Exercise prompt: Give only the number of lines that include the string "Über".

Excerpted data:

■ ■ ■

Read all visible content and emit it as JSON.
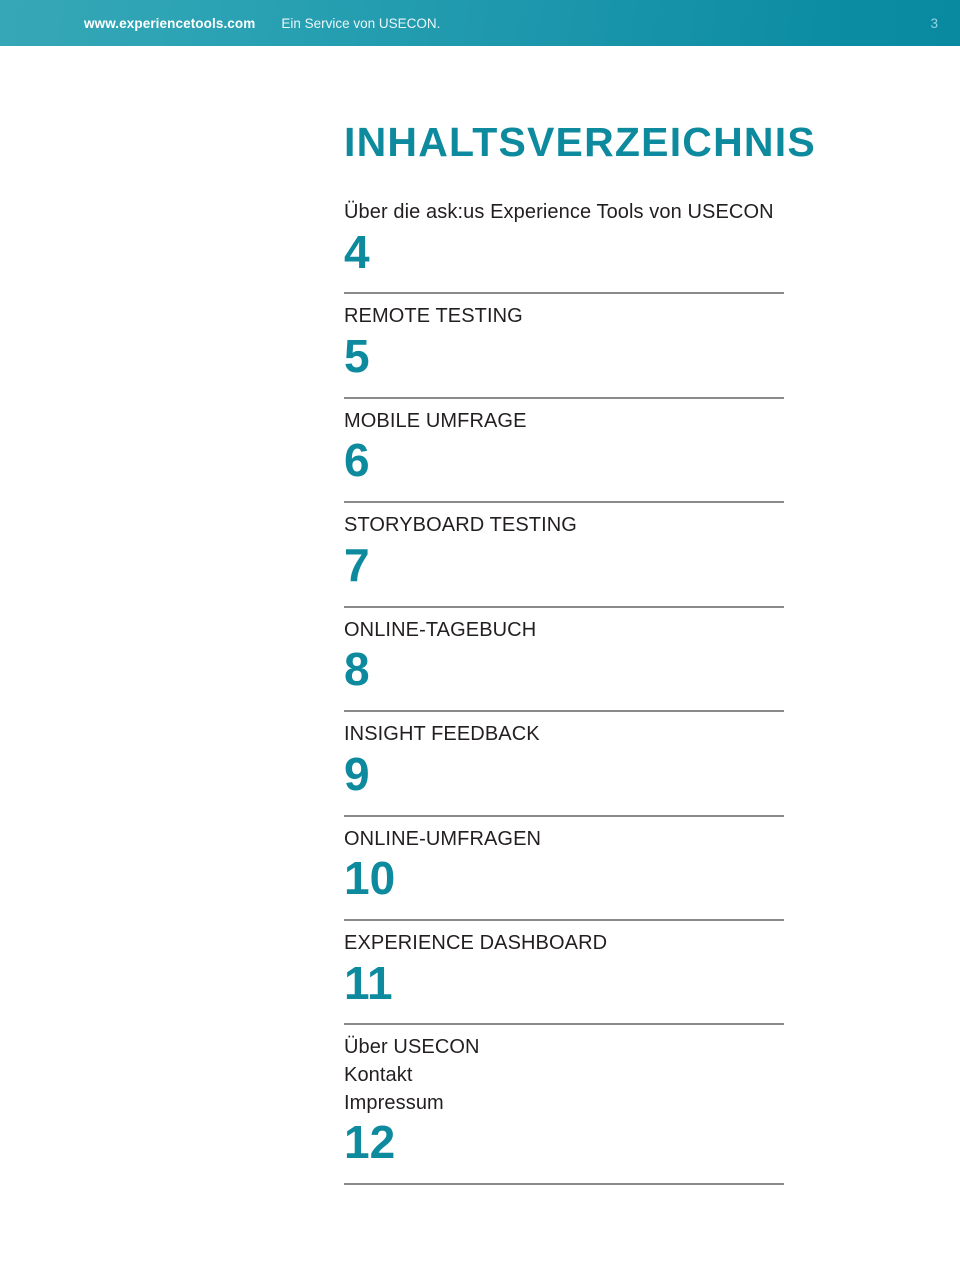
{
  "header": {
    "site": "www.experiencetools.com",
    "tagline": "Ein Service von USECON.",
    "page_number": "3",
    "background_gradient_from": "#37a7b6",
    "background_gradient_to": "#0a8aa1",
    "text_color": "#ffffff",
    "page_number_color": "#8fd6e2"
  },
  "accent_color": "#0e8a9e",
  "rule_color": "#8a8a8a",
  "title": "INHALTSVERZEICHNIS",
  "toc": {
    "entries": [
      {
        "labels": [
          "Über die ask:us Experience Tools von USECON"
        ],
        "page": "4"
      },
      {
        "labels": [
          "REMOTE TESTING"
        ],
        "page": "5"
      },
      {
        "labels": [
          "MOBILE UMFRAGE"
        ],
        "page": "6"
      },
      {
        "labels": [
          "STORYBOARD TESTING"
        ],
        "page": "7"
      },
      {
        "labels": [
          "ONLINE-TAGEBUCH"
        ],
        "page": "8"
      },
      {
        "labels": [
          "INSIGHT FEEDBACK"
        ],
        "page": "9"
      },
      {
        "labels": [
          "ONLINE-UMFRAGEN"
        ],
        "page": "10"
      },
      {
        "labels": [
          "EXPERIENCE DASHBOARD"
        ],
        "page": "11"
      },
      {
        "labels": [
          "Über USECON",
          "Kontakt",
          "Impressum"
        ],
        "page": "12"
      }
    ]
  }
}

■ ■ ■

Task solution: 2